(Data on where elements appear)
[start]
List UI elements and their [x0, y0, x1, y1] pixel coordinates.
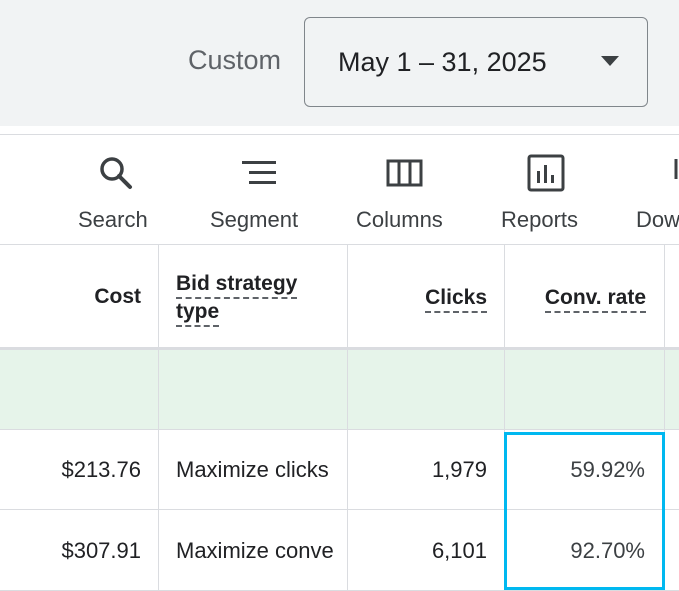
spacer: [0, 126, 679, 134]
reports-button[interactable]: Reports: [501, 135, 591, 245]
total-row-cell: [0, 348, 159, 430]
table-row-1-next: [665, 430, 679, 510]
table-row-1-cost: $213.76: [0, 430, 159, 510]
header-bid-strategy-label-line2: type: [176, 300, 220, 327]
table-row-1-clicks: 1,979: [348, 430, 505, 510]
bid-strategy-value: Maximize conve: [176, 538, 334, 563]
header-clicks[interactable]: Clicks: [348, 245, 505, 348]
total-row-cell: [665, 348, 679, 430]
date-range-dropdown[interactable]: May 1 – 31, 2025: [304, 17, 648, 107]
header-cost-label: Cost: [94, 285, 141, 308]
segment-label: Segment: [210, 207, 299, 232]
cost-value: $307.91: [61, 538, 141, 563]
date-range-bar: Custom May 1 – 31, 2025: [0, 0, 679, 126]
cost-value: $213.76: [61, 457, 141, 482]
table-row-1-bid-strategy: Maximize clicks: [159, 430, 348, 510]
table-row-2-cost: $307.91: [0, 510, 159, 591]
total-row-cell: [159, 348, 348, 430]
date-range-label: Custom: [188, 45, 282, 75]
columns-icon: [386, 159, 423, 187]
table-row-2-clicks: 6,101: [348, 510, 505, 591]
header-clicks-label: Clicks: [425, 286, 487, 313]
reports-label: Reports: [501, 207, 579, 232]
total-row-cell: [348, 348, 505, 430]
dropdown-caret-icon: [601, 56, 619, 66]
columns-button[interactable]: Columns: [356, 135, 456, 245]
segment-icon: [242, 161, 276, 184]
columns-label: Columns: [356, 207, 443, 232]
header-conv-rate[interactable]: Conv. rate: [505, 245, 665, 348]
download-label: Dow: [636, 207, 679, 232]
clicks-value: 6,101: [431, 538, 487, 563]
header-next-column: [665, 245, 679, 348]
conv-rate-highlight-box: [504, 432, 665, 590]
table-row-2-next: [665, 510, 679, 591]
clicks-value: 1,979: [431, 457, 487, 482]
header-conv-rate-label: Conv. rate: [544, 286, 646, 313]
header-bid-strategy-type[interactable]: Bid strategy type: [159, 245, 348, 348]
header-bid-strategy-label-line1: Bid strategy: [176, 272, 298, 299]
segment-button[interactable]: Segment: [209, 135, 309, 245]
download-button[interactable]: Dow: [636, 135, 679, 245]
search-icon: [100, 157, 132, 189]
bid-strategy-value: Maximize clicks: [176, 457, 329, 482]
search-button[interactable]: Search: [78, 135, 158, 245]
header-cost[interactable]: Cost: [0, 245, 159, 348]
date-range-value: May 1 – 31, 2025: [338, 47, 547, 77]
table-toolbar: Search Segment Columns Reports Dow: [0, 134, 679, 245]
table-row-2-bid-strategy: Maximize conve: [159, 510, 348, 591]
search-label: Search: [78, 207, 148, 232]
download-icon: [674, 159, 678, 179]
reports-icon: [527, 154, 565, 192]
total-row-cell: [505, 348, 665, 430]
[end]
-- TASK GOAL --
Can you arrange every line of the data above as a JSON list of strings, one string per line, with blank lines and any pictures left out?

-- RESULT OF THE TASK --
[
  "List UI elements and their [x0, y0, x1, y1] pixel coordinates.",
  "spacer: [0, 126, 679, 134]",
  "reports-button[interactable]: Reports: [501, 135, 591, 245]",
  "total-row-cell: [0, 348, 159, 430]",
  "table-row-1-next: [665, 430, 679, 510]",
  "table-row-1-cost: $213.76: [0, 430, 159, 510]",
  "header-bid-strategy-label-line2: type: [176, 300, 220, 327]",
  "table-row-1-clicks: 1,979: [348, 430, 505, 510]",
  "bid-strategy-value: Maximize conve: [176, 538, 334, 563]",
  "header-clicks[interactable]: Clicks: [348, 245, 505, 348]",
  "total-row-cell: [665, 348, 679, 430]",
  "date-range-dropdown[interactable]: May 1 – 31, 2025: [304, 17, 648, 107]",
  "header-cost-label: Cost: [94, 285, 141, 308]",
  "segment-label: Segment: [210, 207, 299, 232]",
  "cost-value: $307.91: [61, 538, 141, 563]",
  "date-range-bar: Custom May 1 – 31, 2025: [0, 0, 679, 126]",
  "cost-value: $213.76: [61, 457, 141, 482]",
  "table-row-1-bid-strategy: Maximize clicks: [159, 430, 348, 510]",
  "table-row-2-cost: $307.91: [0, 510, 159, 591]",
  "total-row-cell: [159, 348, 348, 430]",
  "date-range-label: Custom: [188, 45, 282, 75]",
  "columns-icon: [386, 159, 423, 187]",
  "table-row-2-clicks: 6,101: [348, 510, 505, 591]",
  "header-clicks-label: Clicks: [425, 286, 487, 313]",
  "reports-label: Reports: [501, 207, 579, 232]",
  "total-row-cell: [348, 348, 505, 430]",
  "dropdown-caret-icon: [601, 56, 619, 66]",
  "columns-button[interactable]: Columns: [356, 135, 456, 245]",
  "segment-icon: [242, 161, 276, 184]",
  "columns-label: Columns: [356, 207, 443, 232]",
  "header-conv-rate[interactable]: Conv. rate: [505, 245, 665, 348]",
  "download-label: Dow: [636, 207, 679, 232]",
  "clicks-value: 6,101: [431, 538, 487, 563]",
  "header-next-column: [665, 245, 679, 348]",
  "conv-rate-highlight-box: [504, 432, 665, 590]",
  "table-row-2-next: [665, 510, 679, 591]",
  "clicks-value: 1,979: [431, 457, 487, 482]",
  "header-conv-rate-label: Conv. rate: [544, 286, 646, 313]",
  "header-bid-strategy-type[interactable]: Bid strategy type: [159, 245, 348, 348]",
  "header-bid-strategy-label-line1: Bid strategy: [176, 272, 298, 299]",
  "segment-button[interactable]: Segment: [209, 135, 309, 245]",
  "download-button[interactable]: Dow: [636, 135, 679, 245]",
  "search-icon: [100, 157, 132, 189]",
  "bid-strategy-value: Maximize clicks: [176, 457, 329, 482]",
  "search-button[interactable]: Search: [78, 135, 158, 245]",
  "header-cost[interactable]: Cost: [0, 245, 159, 348]",
  "date-range-value: May 1 – 31, 2025: [338, 47, 547, 77]",
  "table-toolbar: Search Segment Columns Reports Dow: [0, 134, 679, 245]",
  "table-row-2-bid-strategy: Maximize conve: [159, 510, 348, 591]",
  "search-label: Search: [78, 207, 148, 232]",
  "download-icon: [674, 159, 678, 179]",
  "reports-icon: [527, 154, 565, 192]",
  "total-row-cell: [505, 348, 665, 430]"
]